Exercise objective
Find the word "this" in the material below and gather every line that contains it.

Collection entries

## BEGIN

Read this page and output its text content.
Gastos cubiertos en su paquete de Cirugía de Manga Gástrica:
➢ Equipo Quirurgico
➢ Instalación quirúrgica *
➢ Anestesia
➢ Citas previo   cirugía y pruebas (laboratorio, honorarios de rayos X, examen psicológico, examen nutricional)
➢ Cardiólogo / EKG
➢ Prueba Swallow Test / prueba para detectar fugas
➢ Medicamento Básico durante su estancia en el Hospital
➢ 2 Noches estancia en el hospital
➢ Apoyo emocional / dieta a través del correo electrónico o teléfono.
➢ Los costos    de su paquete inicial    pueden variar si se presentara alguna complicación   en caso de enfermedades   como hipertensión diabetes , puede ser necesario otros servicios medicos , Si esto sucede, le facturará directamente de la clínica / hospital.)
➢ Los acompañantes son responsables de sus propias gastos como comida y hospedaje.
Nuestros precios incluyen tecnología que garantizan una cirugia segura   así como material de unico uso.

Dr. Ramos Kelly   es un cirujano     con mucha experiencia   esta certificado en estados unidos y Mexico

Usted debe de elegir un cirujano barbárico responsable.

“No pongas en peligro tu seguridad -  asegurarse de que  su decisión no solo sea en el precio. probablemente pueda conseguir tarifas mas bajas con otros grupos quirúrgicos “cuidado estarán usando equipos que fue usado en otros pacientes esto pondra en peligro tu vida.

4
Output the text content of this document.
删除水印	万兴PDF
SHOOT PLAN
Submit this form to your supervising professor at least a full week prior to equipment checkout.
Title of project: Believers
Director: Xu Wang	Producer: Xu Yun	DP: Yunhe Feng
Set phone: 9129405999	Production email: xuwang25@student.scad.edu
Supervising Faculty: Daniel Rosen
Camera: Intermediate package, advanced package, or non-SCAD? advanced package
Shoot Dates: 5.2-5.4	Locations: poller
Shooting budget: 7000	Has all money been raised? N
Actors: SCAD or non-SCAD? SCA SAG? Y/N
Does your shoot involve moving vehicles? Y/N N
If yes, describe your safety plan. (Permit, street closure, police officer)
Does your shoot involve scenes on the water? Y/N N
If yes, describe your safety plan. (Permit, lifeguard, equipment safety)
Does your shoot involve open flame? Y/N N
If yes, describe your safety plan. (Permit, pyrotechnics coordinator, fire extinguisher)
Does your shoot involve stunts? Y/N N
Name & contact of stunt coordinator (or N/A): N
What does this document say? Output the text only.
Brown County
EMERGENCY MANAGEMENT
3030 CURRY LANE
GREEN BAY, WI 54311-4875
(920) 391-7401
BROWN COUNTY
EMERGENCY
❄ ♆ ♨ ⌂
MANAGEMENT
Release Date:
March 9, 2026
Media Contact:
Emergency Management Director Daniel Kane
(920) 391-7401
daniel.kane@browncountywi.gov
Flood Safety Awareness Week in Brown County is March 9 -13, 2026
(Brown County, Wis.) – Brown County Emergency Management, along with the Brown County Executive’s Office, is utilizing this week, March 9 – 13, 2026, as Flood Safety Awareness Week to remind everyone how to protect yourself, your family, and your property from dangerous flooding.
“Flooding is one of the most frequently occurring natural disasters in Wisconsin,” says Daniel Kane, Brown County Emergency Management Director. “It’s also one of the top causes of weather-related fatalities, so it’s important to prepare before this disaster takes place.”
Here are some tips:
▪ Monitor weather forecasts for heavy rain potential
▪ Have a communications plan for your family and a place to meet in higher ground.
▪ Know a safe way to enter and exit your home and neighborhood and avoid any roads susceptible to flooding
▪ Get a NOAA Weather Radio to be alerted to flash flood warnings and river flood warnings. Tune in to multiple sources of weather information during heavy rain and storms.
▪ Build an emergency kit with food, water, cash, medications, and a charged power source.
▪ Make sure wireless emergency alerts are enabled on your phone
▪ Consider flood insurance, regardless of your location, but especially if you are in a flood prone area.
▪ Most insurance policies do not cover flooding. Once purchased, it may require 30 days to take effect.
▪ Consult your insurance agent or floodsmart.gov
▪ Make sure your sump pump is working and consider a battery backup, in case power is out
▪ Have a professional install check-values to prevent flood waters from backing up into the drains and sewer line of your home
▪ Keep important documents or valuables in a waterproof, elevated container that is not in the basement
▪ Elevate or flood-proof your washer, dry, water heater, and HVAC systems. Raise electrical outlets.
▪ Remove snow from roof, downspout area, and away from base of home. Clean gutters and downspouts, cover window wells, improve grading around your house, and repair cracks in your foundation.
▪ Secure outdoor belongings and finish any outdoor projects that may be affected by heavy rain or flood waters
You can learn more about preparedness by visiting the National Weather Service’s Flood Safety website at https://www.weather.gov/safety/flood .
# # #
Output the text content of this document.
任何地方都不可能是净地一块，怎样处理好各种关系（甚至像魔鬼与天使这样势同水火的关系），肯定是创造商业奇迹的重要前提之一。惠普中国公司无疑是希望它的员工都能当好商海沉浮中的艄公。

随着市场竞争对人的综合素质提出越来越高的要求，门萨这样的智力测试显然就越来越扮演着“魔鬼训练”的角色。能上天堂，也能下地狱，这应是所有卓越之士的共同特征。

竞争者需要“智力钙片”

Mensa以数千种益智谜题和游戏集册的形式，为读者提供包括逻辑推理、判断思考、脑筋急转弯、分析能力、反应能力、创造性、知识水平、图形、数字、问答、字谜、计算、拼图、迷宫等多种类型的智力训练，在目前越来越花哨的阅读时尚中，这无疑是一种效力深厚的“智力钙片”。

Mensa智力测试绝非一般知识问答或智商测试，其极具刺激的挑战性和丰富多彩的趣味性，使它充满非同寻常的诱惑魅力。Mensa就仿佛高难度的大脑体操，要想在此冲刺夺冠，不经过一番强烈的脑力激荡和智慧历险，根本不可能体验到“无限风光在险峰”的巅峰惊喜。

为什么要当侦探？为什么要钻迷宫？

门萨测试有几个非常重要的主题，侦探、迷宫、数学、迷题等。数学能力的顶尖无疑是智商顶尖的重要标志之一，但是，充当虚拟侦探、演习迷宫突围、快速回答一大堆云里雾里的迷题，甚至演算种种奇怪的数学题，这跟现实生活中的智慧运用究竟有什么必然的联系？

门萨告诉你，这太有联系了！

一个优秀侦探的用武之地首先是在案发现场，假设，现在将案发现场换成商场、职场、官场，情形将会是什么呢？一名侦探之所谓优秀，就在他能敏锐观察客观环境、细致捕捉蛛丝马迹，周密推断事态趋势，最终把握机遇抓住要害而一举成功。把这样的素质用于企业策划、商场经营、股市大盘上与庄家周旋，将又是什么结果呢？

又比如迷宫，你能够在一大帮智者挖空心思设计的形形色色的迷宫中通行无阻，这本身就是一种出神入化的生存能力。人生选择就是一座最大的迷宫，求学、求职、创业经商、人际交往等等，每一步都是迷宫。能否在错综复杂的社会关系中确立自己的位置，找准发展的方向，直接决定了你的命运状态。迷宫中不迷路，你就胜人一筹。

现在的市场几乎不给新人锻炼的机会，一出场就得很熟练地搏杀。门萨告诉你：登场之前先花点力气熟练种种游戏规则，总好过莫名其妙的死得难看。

## END

Exercise solution
Read this page and output its text content.
Output the text content of this document.
Submit this form to your supervising professor at least a full week prior to equipment checkout.
What does this document say? Output the text only.
(Brown County, Wis.) – Brown County Emergency Management, along with the Brown County Executive’s Office, is utilizing this week, March 9 – 13, 2026, as Flood Safety Awareness Week to remind everyone how to protect yourself, your family, and your property from dangerous flooding.
“Flooding is one of the most frequently occurring natural disasters in Wisconsin,” says Daniel Kane, Brown County Emergency Management Director. “It’s also one of the top causes of weather-related fatalities, so it’s important to prepare before this disaster takes place.”
Output the text content of this document.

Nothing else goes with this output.